• Document text:
------------------------------------------------------------------------
St Alphonsus de Ligouri
contents  pg 1, 2, 3, 4, 5, 6, 7, 8, 9, 10


What is a Mission ?
Apostles Abroad - A Mission Given by St. Alphonsus

By Very Rev. Fr Augustine Berthe, C.SS.R.            

 
Today the word ‘Mission’ could refer to nearly anything at all. It could be an important diplomatic mission for peace in international politics or it could be the word used by the employees of a supermarket to sell as many items of a product as possible. Sometimes chapels without a resident priest are called ‘missions’ and we use it also to describe an installation of the Church in a foreign land. Our use of the word ‘Mission’ is different yet again. For us a Mission is the term employed to mean ‘a time and an outpouring of extraordinary grace over a signified parish, city or district.’  The previously unknown Mission priests arrive in the place of the Mission and solemnly announce to all this time of extraordinary grace, they erect a Mission Cross and exorcise the devils from the place. Then begins the earnest mission preaching: the voice of God; calling the wayward to repentance and the love of Jesus Crucified; calling the faithful to a marked increase in the fervour of their lives. Because the Holy Mission is indeed a time of extraordinary grace, and God’s call is pressing and actual, many souls mercifully receive the grace of conversion back to God; and, sometimes, the stubborn are made the examples of God’s justice. This account of St Alphonsus’ Holy Mission at Amalfi in 1756, written by Fr Augustine Berthe, C.SS.R. (pictured above) was one such Mission to remember.

In the month of November of 1756, before he had well recovered from his severe illness, St Alphonsus was to be seen journeying with 14 companions to a mission in the beautiful city of Amalfi. The Saint was moved to pity by the deplorable state of a place which had been endeared to his heart by many touching memories. Was it not on the rocky hills behind Amalfi that he had placed the cradle of his Congregation 24 years before? How often had he turned his eyes from his solitary grotto on the heights of Scala towards the towns and villages of the coast, begging God for their conversion, and with a special petition frivolous and licentious Amalfi? He was now broken down by toil and sickness, but, even so, he would preside over this most difficult and important mission.

Amalfi needs penance

Alphonsus knew that penance would have more effect than eloquence on the people of a town hardened by self indulgence. He and his companions therefore began to do penance from the very day of their arrival. Canon Casanova, an eye-witness, gives us some instances. “The servant of God and his companions,” he says, “practised great mortification while the mission lasted, so that they might preach by example rather than by words.”
------------------------------------------------------------------------
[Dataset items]
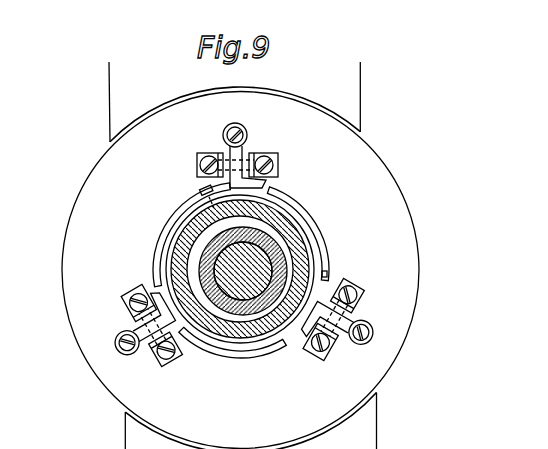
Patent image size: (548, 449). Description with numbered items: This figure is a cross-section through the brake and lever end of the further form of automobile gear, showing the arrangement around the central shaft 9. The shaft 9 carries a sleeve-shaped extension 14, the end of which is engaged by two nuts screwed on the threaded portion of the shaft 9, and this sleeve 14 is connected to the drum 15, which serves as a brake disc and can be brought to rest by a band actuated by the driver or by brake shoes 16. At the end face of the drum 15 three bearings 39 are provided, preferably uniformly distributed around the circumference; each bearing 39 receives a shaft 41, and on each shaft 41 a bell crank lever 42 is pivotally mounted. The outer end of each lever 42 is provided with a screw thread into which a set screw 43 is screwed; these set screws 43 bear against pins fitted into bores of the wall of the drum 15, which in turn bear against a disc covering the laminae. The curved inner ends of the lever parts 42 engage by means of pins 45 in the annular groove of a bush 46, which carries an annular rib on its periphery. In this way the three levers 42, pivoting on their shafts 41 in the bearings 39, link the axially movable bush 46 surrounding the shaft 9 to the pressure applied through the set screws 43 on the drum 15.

The shaft 9 is at (237, 284).
The sleeve 14 is at (260, 300).
The drum 15 is at (397, 212).
The brake shoes 16 is at (348, 92).
The bearings 39 is at (204, 154).
The shafts 41 is at (251, 152).
The bell crank levers 42 is at (295, 204).
The set screws 43 is at (246, 134).
The pins 45 is at (199, 191).
The bush 46 is at (175, 233).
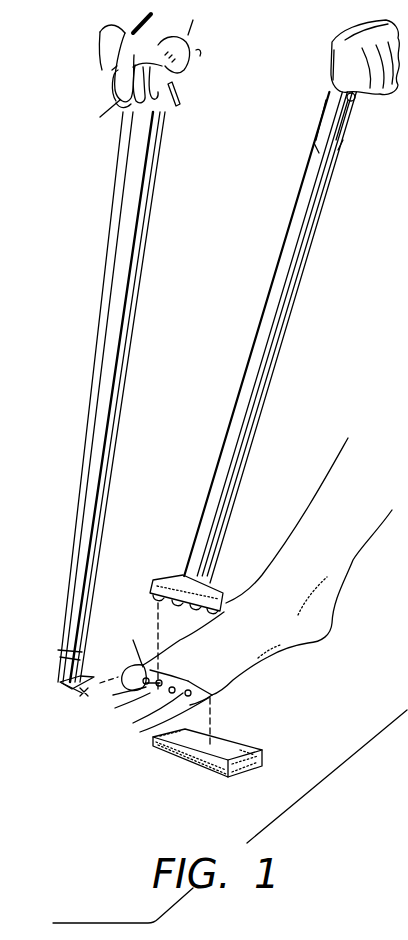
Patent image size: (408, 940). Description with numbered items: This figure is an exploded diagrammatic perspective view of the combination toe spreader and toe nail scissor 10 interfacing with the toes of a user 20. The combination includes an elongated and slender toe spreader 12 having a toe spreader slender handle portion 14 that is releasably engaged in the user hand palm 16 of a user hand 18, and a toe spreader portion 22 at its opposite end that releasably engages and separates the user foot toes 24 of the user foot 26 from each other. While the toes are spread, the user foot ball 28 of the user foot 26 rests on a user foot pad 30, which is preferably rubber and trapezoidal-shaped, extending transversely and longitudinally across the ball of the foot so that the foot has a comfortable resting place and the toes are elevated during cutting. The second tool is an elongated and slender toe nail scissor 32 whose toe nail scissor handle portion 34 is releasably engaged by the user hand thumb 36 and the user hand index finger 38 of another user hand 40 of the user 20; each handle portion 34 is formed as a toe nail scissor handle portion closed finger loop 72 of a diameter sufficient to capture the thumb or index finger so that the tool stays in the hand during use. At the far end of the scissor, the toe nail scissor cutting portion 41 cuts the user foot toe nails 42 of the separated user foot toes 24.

The combination toe spreader and toe nail scissor 10 is at (103, 748).
The toe spreader 12 is at (247, 300).
The toe spreader slender handle portion 14 is at (332, 115).
The user hand palm 16 is at (333, 67).
The user hand 18 is at (334, 48).
The user 20 is at (320, 35).
The toe spreader portion 22 is at (171, 578).
The user foot toes 24 is at (145, 695).
The user foot 26 is at (275, 627).
The user foot ball 28 is at (238, 686).
The user foot pad 30 is at (257, 754).
The toe nail scissor 32 is at (78, 318).
The toe nail scissor handle portion 34 is at (100, 92).
The user hand thumb 36 is at (192, 62).
The user hand index finger 38 is at (118, 100).
The another user hand 40 is at (131, 30).
The toe nail scissor cutting portion 41 is at (58, 706).
The user foot toe nails 42 is at (135, 668).
The toe nail scissor handle portion closed finger loop 72 is at (115, 72).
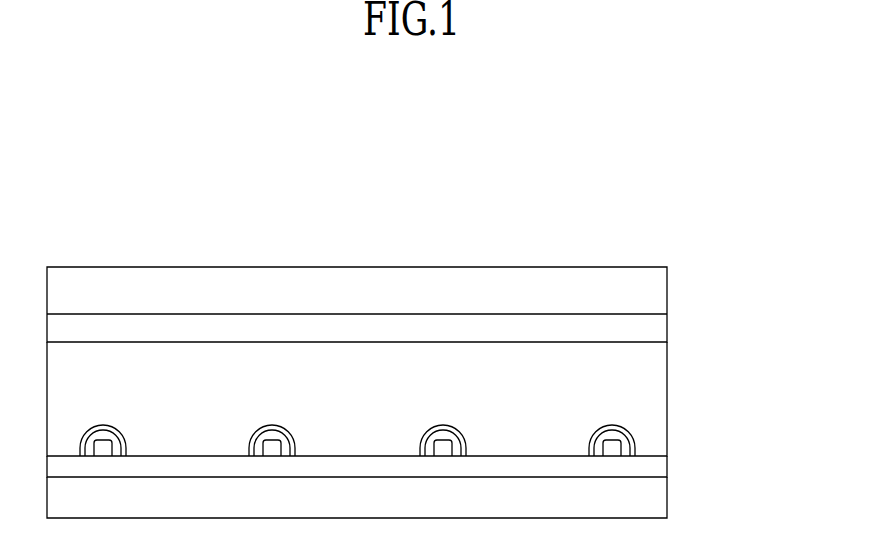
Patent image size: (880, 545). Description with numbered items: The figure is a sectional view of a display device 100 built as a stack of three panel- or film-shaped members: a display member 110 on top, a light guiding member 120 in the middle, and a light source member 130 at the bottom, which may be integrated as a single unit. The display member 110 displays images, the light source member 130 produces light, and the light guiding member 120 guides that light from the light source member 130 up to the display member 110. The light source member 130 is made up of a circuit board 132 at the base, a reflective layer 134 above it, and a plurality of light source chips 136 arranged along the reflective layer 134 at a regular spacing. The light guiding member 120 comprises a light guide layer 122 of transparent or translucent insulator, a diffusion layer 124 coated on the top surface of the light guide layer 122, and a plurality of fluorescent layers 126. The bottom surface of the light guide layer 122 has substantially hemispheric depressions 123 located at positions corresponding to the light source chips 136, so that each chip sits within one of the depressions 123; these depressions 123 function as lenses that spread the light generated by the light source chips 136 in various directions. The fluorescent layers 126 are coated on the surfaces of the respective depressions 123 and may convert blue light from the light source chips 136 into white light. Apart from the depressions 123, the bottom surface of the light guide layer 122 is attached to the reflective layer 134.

The display device 100 is at (403, 212).
The display member 110 is at (652, 293).
The light guiding member 120 is at (734, 318).
The light guide layer 122 is at (652, 358).
The depressions 123 is at (622, 432).
The diffusion layer 124 is at (653, 329).
The fluorescent layers 126 is at (608, 428).
The light source member 130 is at (735, 433).
The circuit board 132 is at (652, 498).
The reflective layer 134 is at (652, 469).
The light source chips 136 is at (619, 448).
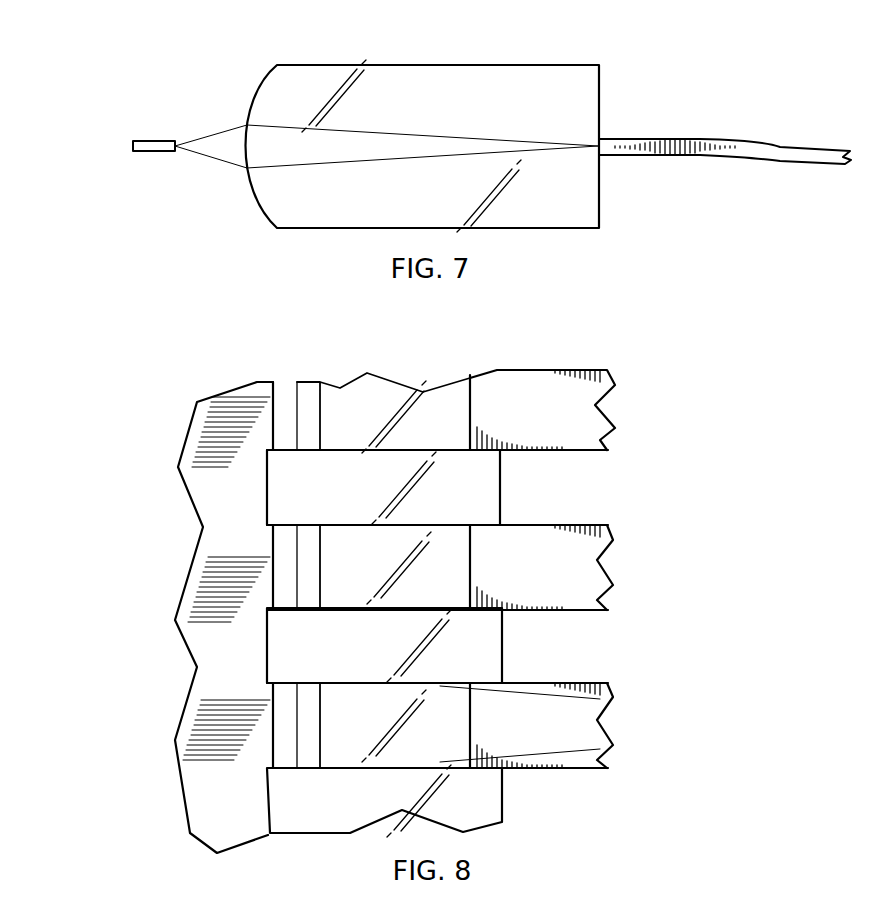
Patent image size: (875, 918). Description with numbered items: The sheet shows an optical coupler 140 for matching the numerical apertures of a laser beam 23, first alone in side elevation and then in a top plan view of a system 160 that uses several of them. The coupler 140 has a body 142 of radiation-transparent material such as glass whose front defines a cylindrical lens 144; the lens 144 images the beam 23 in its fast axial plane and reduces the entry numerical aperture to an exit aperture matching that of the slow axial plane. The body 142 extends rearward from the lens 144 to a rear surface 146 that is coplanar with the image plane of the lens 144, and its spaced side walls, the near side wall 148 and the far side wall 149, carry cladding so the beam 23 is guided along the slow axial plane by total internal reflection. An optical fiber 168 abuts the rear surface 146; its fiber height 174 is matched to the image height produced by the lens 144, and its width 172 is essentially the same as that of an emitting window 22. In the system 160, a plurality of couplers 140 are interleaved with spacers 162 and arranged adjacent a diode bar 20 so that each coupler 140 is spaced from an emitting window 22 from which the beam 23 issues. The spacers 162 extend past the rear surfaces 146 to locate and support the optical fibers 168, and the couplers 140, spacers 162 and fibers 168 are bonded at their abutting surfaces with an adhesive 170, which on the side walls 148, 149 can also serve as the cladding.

In FIG. 7, the diode bar 20 is at (155, 140).
In FIG. 8, the diode bar 20 is at (190, 497).
In FIG. 8, the emitting window 22 is at (273, 566).
In FIG. 7, the laser beam 23 is at (212, 130).
In FIG. 8, the laser beam 23 is at (293, 764).
In FIG. 7, the optical coupler 140 is at (472, 63).
In FIG. 8, the optical coupler 140 is at (417, 522).
In FIG. 7, the body 142 is at (315, 228).
In FIG. 7, the cylindrical lens 144 is at (247, 172).
In FIG. 8, the cylindrical lens 144 is at (303, 592).
In FIG. 7, the rear surface 146 is at (599, 194).
In FIG. 8, the rear surface 146 is at (473, 548).
In FIG. 7, the side wall 148 is at (553, 83).
In FIG. 8, the side wall 148 is at (367, 518).
In FIG. 8, the side wall 149 is at (380, 612).
In FIG. 8, the system 160 is at (645, 457).
In FIG. 8, the spacer 162 is at (502, 657).
In FIG. 7, the optical fiber 168 is at (712, 161).
In FIG. 8, the optical fiber 168 is at (610, 570).
In FIG. 8, the adhesive 170 is at (330, 522).
In FIG. 8, the width of optical fiber 172 is at (592, 610).
In FIG. 7, the fiber height 174 is at (660, 165).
------------------------------------------------------------------------
• Exercise requirements:
(1) Translate this sentence from the account of the Amalfi mission into Spanish: "He and his companions therefore began to do penance from the very day of their arrival."
(2) According to the account of the Amalfi mission, how many companions traveled with St Alphonsus to the mission in Amalfi?
(3) Decide whether each statement agrees with the account of the Amalfi mission, and quote the words that settle it.
(a) On arriving, the Mission priests erect a Mission Cross.
(b) St Alphonsus had fully recovered from his illness before he set out for Amalfi.
(c) Canon Casanova witnessed the events he describes.

• Solutions for each task:
(1) Por eso, él y sus compañeros comenzaron a hacer penitencia desde el mismo día de su llegada.

(2) 14 companions.

(3)
(a) Yes: "they erect a Mission Cross and exorcise the devils from the place"
(b) No: "before he had well recovered from his severe illness"
(c) Yes: "Canon Casanova, an eye-witness, gives us some instances."